==== The records

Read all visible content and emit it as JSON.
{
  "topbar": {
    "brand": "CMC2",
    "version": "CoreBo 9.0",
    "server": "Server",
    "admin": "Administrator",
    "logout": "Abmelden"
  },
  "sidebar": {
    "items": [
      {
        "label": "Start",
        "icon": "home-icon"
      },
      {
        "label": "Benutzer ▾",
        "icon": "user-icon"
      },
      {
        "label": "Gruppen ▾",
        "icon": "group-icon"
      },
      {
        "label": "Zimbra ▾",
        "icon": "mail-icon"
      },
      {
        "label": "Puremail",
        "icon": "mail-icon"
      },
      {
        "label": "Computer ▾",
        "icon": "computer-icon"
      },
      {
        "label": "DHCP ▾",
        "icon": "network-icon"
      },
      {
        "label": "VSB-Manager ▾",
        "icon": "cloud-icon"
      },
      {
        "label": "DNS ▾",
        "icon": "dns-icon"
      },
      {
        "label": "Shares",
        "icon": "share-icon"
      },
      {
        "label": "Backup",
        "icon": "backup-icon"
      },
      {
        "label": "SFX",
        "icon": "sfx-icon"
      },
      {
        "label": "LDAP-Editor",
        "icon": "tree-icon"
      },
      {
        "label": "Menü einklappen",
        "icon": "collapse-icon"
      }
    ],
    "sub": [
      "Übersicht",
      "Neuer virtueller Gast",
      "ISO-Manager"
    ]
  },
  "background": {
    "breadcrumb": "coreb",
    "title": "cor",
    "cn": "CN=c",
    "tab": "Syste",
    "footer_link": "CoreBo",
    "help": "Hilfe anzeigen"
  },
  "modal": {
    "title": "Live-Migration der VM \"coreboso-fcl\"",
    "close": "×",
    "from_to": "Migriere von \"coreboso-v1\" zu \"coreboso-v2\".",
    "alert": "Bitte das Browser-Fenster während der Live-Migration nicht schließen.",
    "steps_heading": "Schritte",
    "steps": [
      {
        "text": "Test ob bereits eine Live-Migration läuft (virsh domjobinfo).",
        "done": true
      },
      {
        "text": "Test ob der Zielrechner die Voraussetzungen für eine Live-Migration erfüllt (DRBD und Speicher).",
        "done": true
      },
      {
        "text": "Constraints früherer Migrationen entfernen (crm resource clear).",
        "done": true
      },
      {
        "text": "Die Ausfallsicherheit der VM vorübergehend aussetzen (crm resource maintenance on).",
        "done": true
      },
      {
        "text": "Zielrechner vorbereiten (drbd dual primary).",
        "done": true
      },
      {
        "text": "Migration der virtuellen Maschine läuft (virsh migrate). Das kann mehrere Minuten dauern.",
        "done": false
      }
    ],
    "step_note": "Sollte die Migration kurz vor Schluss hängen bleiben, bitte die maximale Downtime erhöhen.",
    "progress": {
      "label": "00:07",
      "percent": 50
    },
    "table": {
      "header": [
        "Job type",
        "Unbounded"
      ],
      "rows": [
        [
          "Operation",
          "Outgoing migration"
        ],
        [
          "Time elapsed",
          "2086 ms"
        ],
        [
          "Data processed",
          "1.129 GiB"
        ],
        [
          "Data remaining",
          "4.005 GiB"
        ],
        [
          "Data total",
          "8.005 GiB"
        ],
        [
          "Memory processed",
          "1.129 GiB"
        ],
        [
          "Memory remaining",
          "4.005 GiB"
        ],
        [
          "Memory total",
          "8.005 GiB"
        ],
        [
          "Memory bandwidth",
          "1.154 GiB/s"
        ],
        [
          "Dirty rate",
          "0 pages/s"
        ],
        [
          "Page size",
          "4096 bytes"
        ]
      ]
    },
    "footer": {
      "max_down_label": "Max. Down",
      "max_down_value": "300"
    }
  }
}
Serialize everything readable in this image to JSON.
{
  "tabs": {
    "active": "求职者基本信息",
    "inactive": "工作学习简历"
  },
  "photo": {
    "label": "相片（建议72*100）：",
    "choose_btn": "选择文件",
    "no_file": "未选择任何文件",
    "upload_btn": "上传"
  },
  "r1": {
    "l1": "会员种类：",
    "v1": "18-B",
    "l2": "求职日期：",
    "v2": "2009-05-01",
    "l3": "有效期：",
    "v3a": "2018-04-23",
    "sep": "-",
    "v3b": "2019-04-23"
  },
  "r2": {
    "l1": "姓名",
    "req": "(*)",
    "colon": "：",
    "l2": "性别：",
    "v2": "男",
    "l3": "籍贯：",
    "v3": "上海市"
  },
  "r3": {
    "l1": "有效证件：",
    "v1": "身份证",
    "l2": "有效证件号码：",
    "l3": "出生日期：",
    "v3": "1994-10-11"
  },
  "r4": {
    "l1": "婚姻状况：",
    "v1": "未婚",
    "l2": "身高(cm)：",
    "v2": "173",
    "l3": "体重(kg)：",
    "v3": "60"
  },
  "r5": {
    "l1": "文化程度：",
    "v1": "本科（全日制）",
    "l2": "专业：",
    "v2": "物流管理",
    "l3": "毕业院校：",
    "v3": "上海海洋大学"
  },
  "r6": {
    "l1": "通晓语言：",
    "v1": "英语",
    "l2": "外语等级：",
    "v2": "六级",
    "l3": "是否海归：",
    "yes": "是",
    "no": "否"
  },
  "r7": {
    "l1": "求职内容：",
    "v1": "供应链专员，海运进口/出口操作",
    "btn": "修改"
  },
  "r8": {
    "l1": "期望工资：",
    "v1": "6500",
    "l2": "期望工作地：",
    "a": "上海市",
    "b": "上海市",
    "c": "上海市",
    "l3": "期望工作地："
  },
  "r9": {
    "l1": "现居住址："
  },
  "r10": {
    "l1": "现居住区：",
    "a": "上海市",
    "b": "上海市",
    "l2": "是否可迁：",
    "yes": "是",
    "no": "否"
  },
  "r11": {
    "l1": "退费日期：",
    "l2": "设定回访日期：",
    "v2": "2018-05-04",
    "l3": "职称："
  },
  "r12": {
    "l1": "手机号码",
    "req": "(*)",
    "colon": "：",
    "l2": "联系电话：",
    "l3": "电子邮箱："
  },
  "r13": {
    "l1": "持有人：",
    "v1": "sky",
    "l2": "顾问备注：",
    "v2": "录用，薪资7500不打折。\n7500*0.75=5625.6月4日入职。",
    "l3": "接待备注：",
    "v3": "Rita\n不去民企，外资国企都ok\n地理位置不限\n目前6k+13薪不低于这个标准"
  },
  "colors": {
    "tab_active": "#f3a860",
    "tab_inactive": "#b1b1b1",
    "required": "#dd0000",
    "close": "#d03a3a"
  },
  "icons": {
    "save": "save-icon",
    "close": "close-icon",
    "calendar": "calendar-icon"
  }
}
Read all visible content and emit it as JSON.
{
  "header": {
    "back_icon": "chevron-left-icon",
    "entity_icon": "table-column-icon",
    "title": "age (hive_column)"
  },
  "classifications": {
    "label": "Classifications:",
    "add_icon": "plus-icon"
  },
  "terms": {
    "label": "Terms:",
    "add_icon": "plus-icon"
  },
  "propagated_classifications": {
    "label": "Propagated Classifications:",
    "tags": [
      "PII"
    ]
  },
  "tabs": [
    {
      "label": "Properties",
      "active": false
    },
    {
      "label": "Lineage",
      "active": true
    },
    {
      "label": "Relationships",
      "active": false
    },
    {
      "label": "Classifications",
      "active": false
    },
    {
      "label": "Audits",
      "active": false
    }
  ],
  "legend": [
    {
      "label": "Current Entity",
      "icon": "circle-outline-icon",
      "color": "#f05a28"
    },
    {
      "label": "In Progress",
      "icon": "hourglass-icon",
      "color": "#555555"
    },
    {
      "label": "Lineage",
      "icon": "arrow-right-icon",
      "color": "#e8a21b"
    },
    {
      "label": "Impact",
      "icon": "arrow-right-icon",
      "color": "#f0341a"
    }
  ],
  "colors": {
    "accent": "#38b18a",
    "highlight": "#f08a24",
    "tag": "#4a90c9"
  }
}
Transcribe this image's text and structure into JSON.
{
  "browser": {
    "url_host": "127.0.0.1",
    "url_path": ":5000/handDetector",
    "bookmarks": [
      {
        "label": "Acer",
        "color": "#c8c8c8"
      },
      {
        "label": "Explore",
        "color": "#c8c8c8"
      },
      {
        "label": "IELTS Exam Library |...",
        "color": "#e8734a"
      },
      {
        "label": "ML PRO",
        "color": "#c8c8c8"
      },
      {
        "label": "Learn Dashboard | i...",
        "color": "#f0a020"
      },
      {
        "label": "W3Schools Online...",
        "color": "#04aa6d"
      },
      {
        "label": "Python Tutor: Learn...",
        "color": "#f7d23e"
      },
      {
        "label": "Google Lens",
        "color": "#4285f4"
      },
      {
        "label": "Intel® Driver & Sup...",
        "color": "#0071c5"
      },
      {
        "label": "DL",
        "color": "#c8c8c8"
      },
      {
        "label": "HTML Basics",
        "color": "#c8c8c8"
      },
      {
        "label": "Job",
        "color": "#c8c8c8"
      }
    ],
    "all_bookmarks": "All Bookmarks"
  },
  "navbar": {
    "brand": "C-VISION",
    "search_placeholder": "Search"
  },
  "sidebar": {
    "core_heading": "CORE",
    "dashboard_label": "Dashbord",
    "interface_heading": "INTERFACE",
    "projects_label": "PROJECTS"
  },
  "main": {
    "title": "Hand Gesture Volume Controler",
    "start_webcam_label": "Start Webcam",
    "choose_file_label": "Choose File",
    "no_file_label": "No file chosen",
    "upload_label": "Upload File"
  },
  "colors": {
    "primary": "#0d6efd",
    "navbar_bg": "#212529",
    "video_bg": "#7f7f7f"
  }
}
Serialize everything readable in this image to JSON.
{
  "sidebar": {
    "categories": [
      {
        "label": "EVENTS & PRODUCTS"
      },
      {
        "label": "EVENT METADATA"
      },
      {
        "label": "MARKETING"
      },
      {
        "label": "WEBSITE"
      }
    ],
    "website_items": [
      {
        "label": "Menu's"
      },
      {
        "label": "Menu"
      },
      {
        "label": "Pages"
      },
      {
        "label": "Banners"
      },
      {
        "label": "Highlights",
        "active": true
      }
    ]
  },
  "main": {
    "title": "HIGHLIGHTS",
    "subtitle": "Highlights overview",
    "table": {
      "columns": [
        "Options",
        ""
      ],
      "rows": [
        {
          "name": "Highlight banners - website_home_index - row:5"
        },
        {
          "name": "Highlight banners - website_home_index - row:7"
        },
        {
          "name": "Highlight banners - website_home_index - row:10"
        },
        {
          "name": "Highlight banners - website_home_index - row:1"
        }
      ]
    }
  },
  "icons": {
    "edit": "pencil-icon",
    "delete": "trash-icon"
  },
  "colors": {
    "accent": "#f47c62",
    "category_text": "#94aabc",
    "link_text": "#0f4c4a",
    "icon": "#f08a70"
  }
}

========

The problem:
Find the lines that include the string "virsh", then copy each of them.

Full answer:
        "text": "Test ob bereits eine Live-Migration läuft (virsh domjobinfo).",
        "text": "Migration der virtuellen Maschine läuft (virsh migrate). Das kann mehrere Minuten dauern.",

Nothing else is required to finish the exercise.